BEGIN The records
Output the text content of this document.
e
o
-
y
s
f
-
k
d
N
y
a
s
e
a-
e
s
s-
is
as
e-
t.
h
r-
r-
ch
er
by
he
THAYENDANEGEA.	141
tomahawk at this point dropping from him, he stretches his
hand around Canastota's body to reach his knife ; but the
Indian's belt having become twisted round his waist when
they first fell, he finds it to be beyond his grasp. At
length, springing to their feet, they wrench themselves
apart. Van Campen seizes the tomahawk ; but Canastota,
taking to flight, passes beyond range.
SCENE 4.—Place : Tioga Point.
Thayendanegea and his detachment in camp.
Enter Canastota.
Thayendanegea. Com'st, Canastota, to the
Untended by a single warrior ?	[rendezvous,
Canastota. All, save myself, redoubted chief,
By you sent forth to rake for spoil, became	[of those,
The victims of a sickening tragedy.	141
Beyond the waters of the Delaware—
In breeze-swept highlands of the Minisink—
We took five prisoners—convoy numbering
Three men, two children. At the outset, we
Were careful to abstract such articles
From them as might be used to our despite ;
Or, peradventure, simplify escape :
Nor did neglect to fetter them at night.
END The records
- **Task prompt**:
Copy each line above where the string "they" occurs.

- **The answer**:
they first fell, he finds it to be beyond his grasp. At
length, springing to their feet, they wrench themselves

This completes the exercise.